» **Goal**
Can you copy out the data exactly? Leave the images out.
----------
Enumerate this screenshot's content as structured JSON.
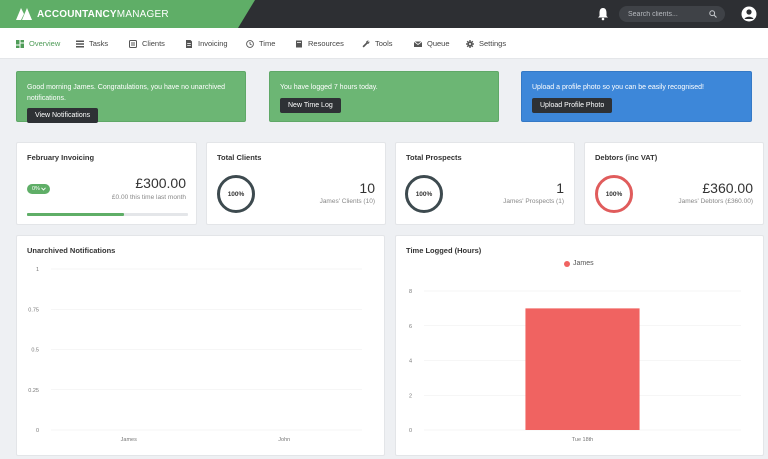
{
  "header": {
    "brand_bold": "ACCOUNTANCY",
    "brand_thin": "MANAGER",
    "search_placeholder": "Search clients..."
  },
  "nav": [
    {
      "label": "Overview",
      "icon": "dashboard-icon",
      "active": true
    },
    {
      "label": "Tasks",
      "icon": "list-icon"
    },
    {
      "label": "Clients",
      "icon": "clients-icon"
    },
    {
      "label": "Invoicing",
      "icon": "invoice-icon"
    },
    {
      "label": "Time",
      "icon": "clock-icon"
    },
    {
      "label": "Resources",
      "icon": "book-icon"
    },
    {
      "label": "Tools",
      "icon": "wrench-icon"
    },
    {
      "label": "Queue",
      "icon": "mail-icon"
    },
    {
      "label": "Settings",
      "icon": "gear-icon"
    }
  ],
  "banners": {
    "notifications": {
      "text": "Good morning James. Congratulations, you have no unarchived notifications.",
      "button": "View Notifications"
    },
    "time": {
      "text": "You have logged 7 hours today.",
      "button": "New Time Log"
    },
    "photo": {
      "text": "Upload a profile photo so you can be easily recognised!",
      "button": "Upload Profile Photo"
    }
  },
  "stats": {
    "invoicing": {
      "title": "February Invoicing",
      "badge": "0%",
      "value": "£300.00",
      "sub": "£0.00 this time last month",
      "progress": 0.6
    },
    "clients": {
      "title": "Total Clients",
      "ring": "100%",
      "value": "10",
      "sub": "James' Clients (10)"
    },
    "prospects": {
      "title": "Total Prospects",
      "ring": "100%",
      "value": "1",
      "sub": "James' Prospects (1)"
    },
    "debtors": {
      "title": "Debtors (inc VAT)",
      "ring": "100%",
      "value": "£360.00",
      "sub": "James' Debtors (£360.00)"
    }
  },
  "colors": {
    "green": "#6cb674",
    "blue": "#3d87d9",
    "dark": "#2d2f33",
    "red": "#f06361"
  },
  "chart_data": [
    {
      "type": "bar",
      "title": "Unarchived Notifications",
      "categories": [
        "James",
        "John"
      ],
      "values": [
        0,
        0
      ],
      "yticks": [
        "1",
        "0.75",
        "0.5",
        "0.25",
        "0"
      ],
      "ylim": [
        0,
        1
      ],
      "grid": true
    },
    {
      "type": "bar",
      "title": "Time Logged (Hours)",
      "categories": [
        "Tue 18th"
      ],
      "series": [
        {
          "name": "James",
          "values": [
            7
          ],
          "color": "#f06361"
        }
      ],
      "yticks": [
        "8",
        "6",
        "4",
        "2",
        "0"
      ],
      "ylim": [
        0,
        8
      ],
      "legend": "top-center",
      "grid": true
    }
  ]
}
----------
» **Reply to the task**
Enumerate this screenshot's content as structured JSON.
{
  "header": {
    "brand_bold": "ACCOUNTANCY",
    "brand_thin": "MANAGER",
    "search_placeholder": "Search clients..."
  },
  "nav": [
    {
      "label": "Overview",
      "icon": "dashboard-icon",
      "active": true
    },
    {
      "label": "Tasks",
      "icon": "list-icon"
    },
    {
      "label": "Clients",
      "icon": "clients-icon"
    },
    {
      "label": "Invoicing",
      "icon": "invoice-icon"
    },
    {
      "label": "Time",
      "icon": "clock-icon"
    },
    {
      "label": "Resources",
      "icon": "book-icon"
    },
    {
      "label": "Tools",
      "icon": "wrench-icon"
    },
    {
      "label": "Queue",
      "icon": "mail-icon"
    },
    {
      "label": "Settings",
      "icon": "gear-icon"
    }
  ],
  "banners": {
    "notifications": {
      "text": "Good morning James. Congratulations, you have no unarchived notifications.",
      "button": "View Notifications"
    },
    "time": {
      "text": "You have logged 7 hours today.",
      "button": "New Time Log"
    },
    "photo": {
      "text": "Upload a profile photo so you can be easily recognised!",
      "button": "Upload Profile Photo"
    }
  },
  "stats": {
    "invoicing": {
      "title": "February Invoicing",
      "badge": "0%",
      "value": "£300.00",
      "sub": "£0.00 this time last month",
      "progress": 0.6
    },
    "clients": {
      "title": "Total Clients",
      "ring": "100%",
      "value": "10",
      "sub": "James' Clients (10)"
    },
    "prospects": {
      "title": "Total Prospects",
      "ring": "100%",
      "value": "1",
      "sub": "James' Prospects (1)"
    },
    "debtors": {
      "title": "Debtors (inc VAT)",
      "ring": "100%",
      "value": "£360.00",
      "sub": "James' Debtors (£360.00)"
    }
  },
  "colors": {
    "green": "#6cb674",
    "blue": "#3d87d9",
    "dark": "#2d2f33",
    "red": "#f06361"
  },
  "chart_data": [
    {
      "type": "bar",
      "title": "Unarchived Notifications",
      "categories": [
        "James",
        "John"
      ],
      "values": [
        0,
        0
      ],
      "yticks": [
        "1",
        "0.75",
        "0.5",
        "0.25",
        "0"
      ],
      "ylim": [
        0,
        1
      ],
      "grid": true
    },
    {
      "type": "bar",
      "title": "Time Logged (Hours)",
      "categories": [
        "Tue 18th"
      ],
      "series": [
        {
          "name": "James",
          "values": [
            7
          ],
          "color": "#f06361"
        }
      ],
      "yticks": [
        "8",
        "6",
        "4",
        "2",
        "0"
      ],
      "ylim": [
        0,
        8
      ],
      "legend": "top-center",
      "grid": true
    }
  ]
}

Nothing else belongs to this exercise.